* Start *
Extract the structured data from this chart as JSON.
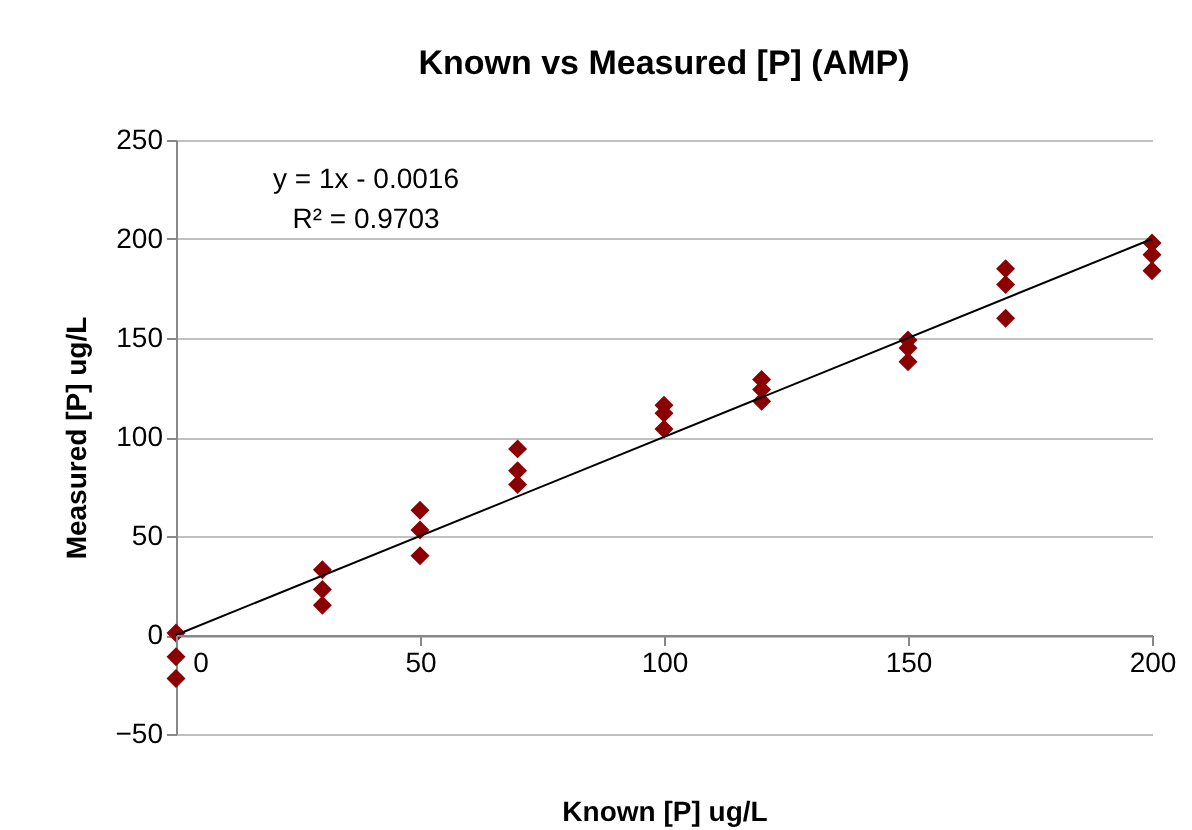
{
  "chart_data": {
    "type": "scatter",
    "title": "Known vs Measured [P] (AMP)",
    "xlabel": "Known [P] ug/L",
    "ylabel": "Measured [P] ug/L",
    "annotations": [
      "y = 1x - 0.0016",
      "R² = 0.9703"
    ],
    "xlim": [
      0,
      200
    ],
    "xticks": [
      0,
      50,
      100,
      150,
      200
    ],
    "ylim": [
      -50,
      250
    ],
    "yticks": [
      -50,
      0,
      50,
      100,
      150,
      200,
      250
    ],
    "grid": "y",
    "series": [
      {
        "color": "#8b0000",
        "marker": "diamond",
        "x": [
          0,
          0,
          0,
          30,
          30,
          30,
          50,
          50,
          50,
          70,
          70,
          70,
          100,
          100,
          100,
          120,
          120,
          120,
          150,
          150,
          150,
          170,
          170,
          170,
          200,
          200,
          200
        ],
        "values": [
          1,
          -11,
          -22,
          33,
          23,
          15,
          63,
          53,
          40,
          94,
          83,
          76,
          116,
          112,
          104,
          129,
          124,
          118,
          149,
          145,
          138,
          185,
          177,
          160,
          198,
          192,
          184
        ]
      },
      {
        "type": "line",
        "color": "#000000",
        "x": [
          0,
          200
        ],
        "values": [
          0,
          200
        ]
      }
    ]
  }
}
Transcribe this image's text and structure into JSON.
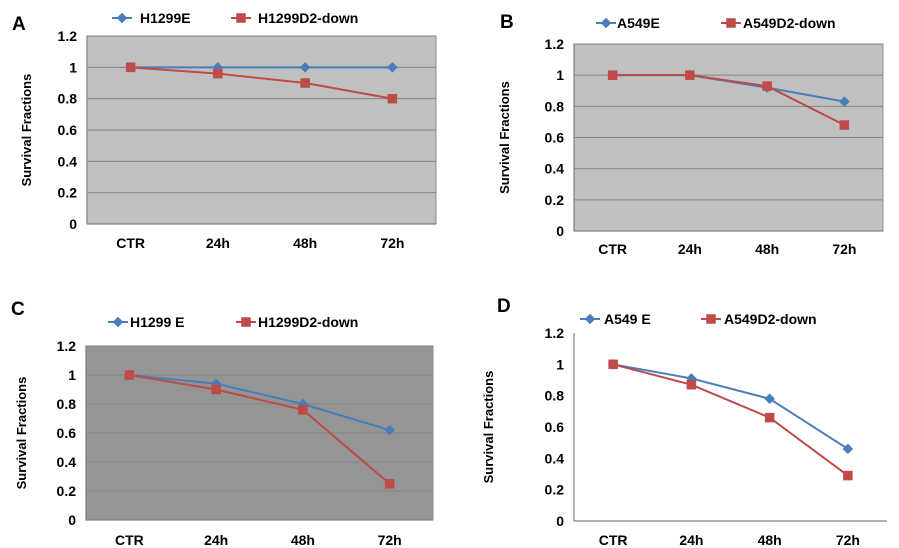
{
  "chart_data": [
    {
      "panel": "A",
      "type": "line",
      "categories": [
        "CTR",
        "24h",
        "48h",
        "72h"
      ],
      "ylabel": "Survival Fractions",
      "ylim": [
        0,
        1.2
      ],
      "yticks": [
        "0",
        "0.2",
        "0.4",
        "0.6",
        "0.8",
        "1",
        "1.2"
      ],
      "grid": true,
      "legend_position": "top",
      "plot_background": "#c0c0c0",
      "series": [
        {
          "name": "H1299E",
          "color": "#4a7ebb",
          "marker": "diamond",
          "values": [
            1.0,
            1.0,
            1.0,
            1.0
          ]
        },
        {
          "name": "H1299D2-down",
          "color": "#be4b48",
          "marker": "square",
          "values": [
            1.0,
            0.96,
            0.9,
            0.8
          ]
        }
      ]
    },
    {
      "panel": "B",
      "type": "line",
      "categories": [
        "CTR",
        "24h",
        "48h",
        "72h"
      ],
      "ylabel": "Survival Fractions",
      "ylim": [
        0,
        1.2
      ],
      "yticks": [
        "0",
        "0.2",
        "0.4",
        "0.6",
        "0.8",
        "1",
        "1.2"
      ],
      "grid": true,
      "legend_position": "top",
      "plot_background": "#c0c0c0",
      "series": [
        {
          "name": "A549E",
          "color": "#4a7ebb",
          "marker": "diamond",
          "values": [
            1.0,
            1.0,
            0.92,
            0.83
          ]
        },
        {
          "name": "A549D2-down",
          "color": "#be4b48",
          "marker": "square",
          "values": [
            1.0,
            1.0,
            0.93,
            0.68
          ]
        }
      ]
    },
    {
      "panel": "C",
      "type": "line",
      "categories": [
        "CTR",
        "24h",
        "48h",
        "72h"
      ],
      "ylabel": "Survival Fractions",
      "ylim": [
        0,
        1.2
      ],
      "yticks": [
        "0",
        "0.2",
        "0.4",
        "0.6",
        "0.8",
        "1",
        "1.2"
      ],
      "grid": true,
      "legend_position": "top",
      "plot_background": "#959595",
      "series": [
        {
          "name": "H1299 E",
          "color": "#4a7ebb",
          "marker": "diamond",
          "values": [
            1.0,
            0.94,
            0.8,
            0.62
          ]
        },
        {
          "name": "H1299D2-down",
          "color": "#be4b48",
          "marker": "square",
          "values": [
            1.0,
            0.9,
            0.76,
            0.25
          ]
        }
      ]
    },
    {
      "panel": "D",
      "type": "line",
      "categories": [
        "CTR",
        "24h",
        "48h",
        "72h"
      ],
      "ylabel": "Survival Fractions",
      "ylim": [
        0,
        1.2
      ],
      "yticks": [
        "0",
        "0.2",
        "0.4",
        "0.6",
        "0.8",
        "1",
        "1.2"
      ],
      "grid": false,
      "legend_position": "top",
      "plot_background": "#ffffff",
      "series": [
        {
          "name": "A549 E",
          "color": "#4a7ebb",
          "marker": "diamond",
          "values": [
            1.0,
            0.91,
            0.78,
            0.46
          ]
        },
        {
          "name": "A549D2-down",
          "color": "#be4b48",
          "marker": "square",
          "values": [
            1.0,
            0.87,
            0.66,
            0.29
          ]
        }
      ]
    }
  ]
}
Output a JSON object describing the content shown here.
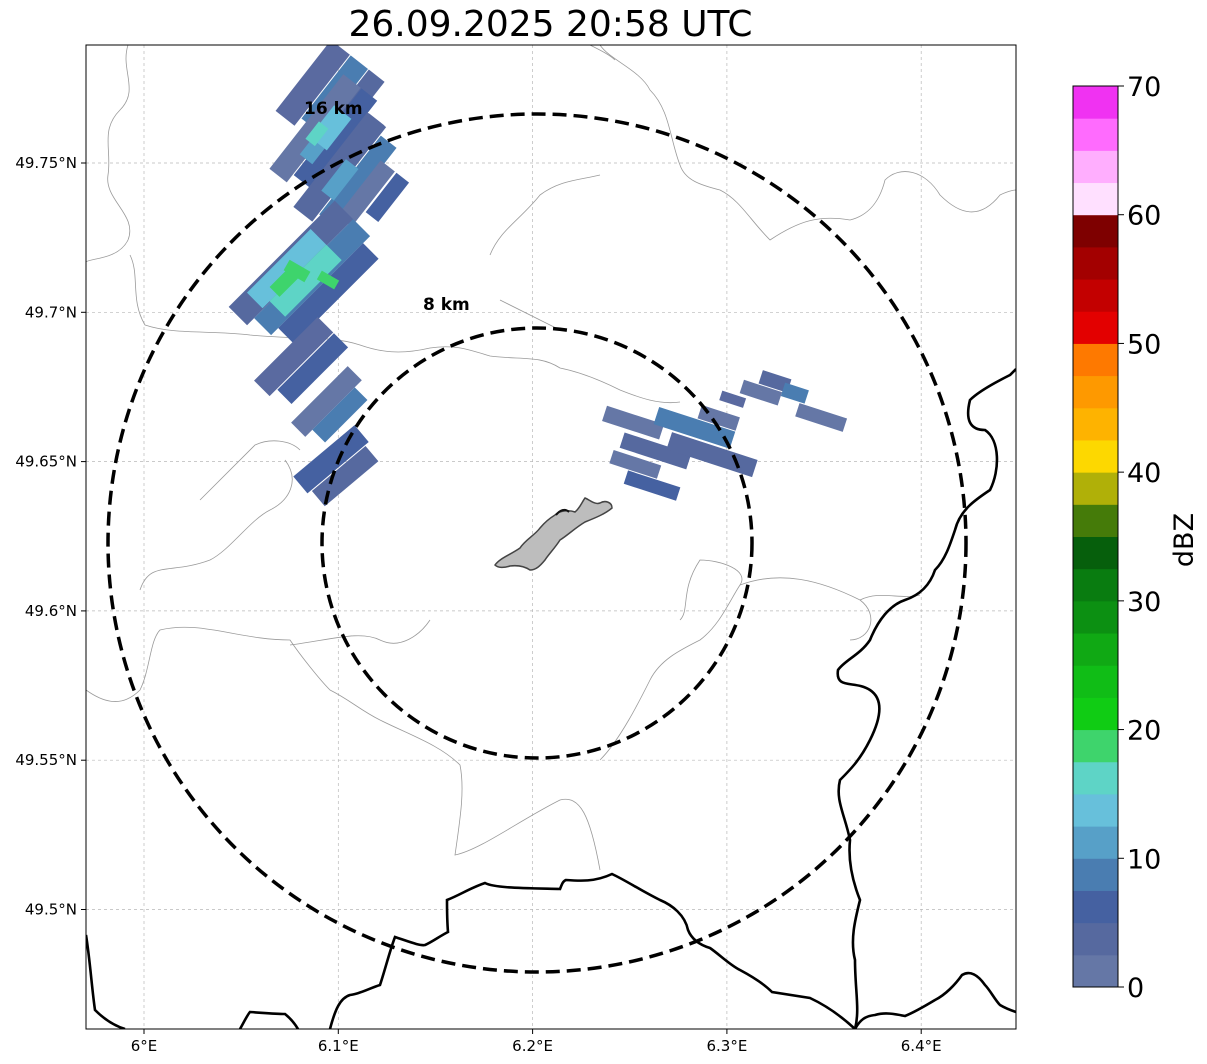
{
  "title": "26.09.2025 20:58 UTC",
  "map": {
    "x_ticks": [
      {
        "value": 6.0,
        "label": "6°E"
      },
      {
        "value": 6.1,
        "label": "6.1°E"
      },
      {
        "value": 6.2,
        "label": "6.2°E"
      },
      {
        "value": 6.3,
        "label": "6.3°E"
      },
      {
        "value": 6.4,
        "label": "6.4°E"
      }
    ],
    "y_ticks": [
      {
        "value": 49.75,
        "label": "49.75°N"
      },
      {
        "value": 49.7,
        "label": "49.7°N"
      },
      {
        "value": 49.65,
        "label": "49.65°N"
      },
      {
        "value": 49.6,
        "label": "49.6°N"
      },
      {
        "value": 49.55,
        "label": "49.55°N"
      },
      {
        "value": 49.5,
        "label": "49.5°N"
      }
    ],
    "grid": true,
    "range_rings": [
      {
        "radius_km": 8,
        "label": "8 km"
      },
      {
        "radius_km": 16,
        "label": "16 km"
      }
    ]
  },
  "colorbar": {
    "label": "dBZ",
    "min": 0,
    "max": 70,
    "tick_values": [
      0,
      10,
      20,
      30,
      40,
      50,
      60,
      70
    ],
    "tick_labels": [
      "0",
      "10",
      "20",
      "30",
      "40",
      "50",
      "60",
      "70"
    ],
    "colors": [
      "#6577a6",
      "#56699f",
      "#4561a1",
      "#4a7db1",
      "#57a0c8",
      "#67c0db",
      "#5ed4c6",
      "#3ed46c",
      "#10cc14",
      "#10bd16",
      "#10a914",
      "#0c9012",
      "#097c10",
      "#065f0c",
      "#457b09",
      "#b0b008",
      "#fdd800",
      "#feb300",
      "#fe9900",
      "#fe7900",
      "#e30000",
      "#c30000",
      "#a30000",
      "#7e0000",
      "#ffe0ff",
      "#ffaefe",
      "#ff6bfe",
      "#f032f2"
    ]
  }
}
* End *
• _EXERCISE INSTRUCTIONS_
Which lines hold the string "title"? Copy all of them from the data above.

• _THE RESULT_
    "title": "Known vs Measured [P] (AMP)",
  "title": "26.09.2025 20:58 UTC",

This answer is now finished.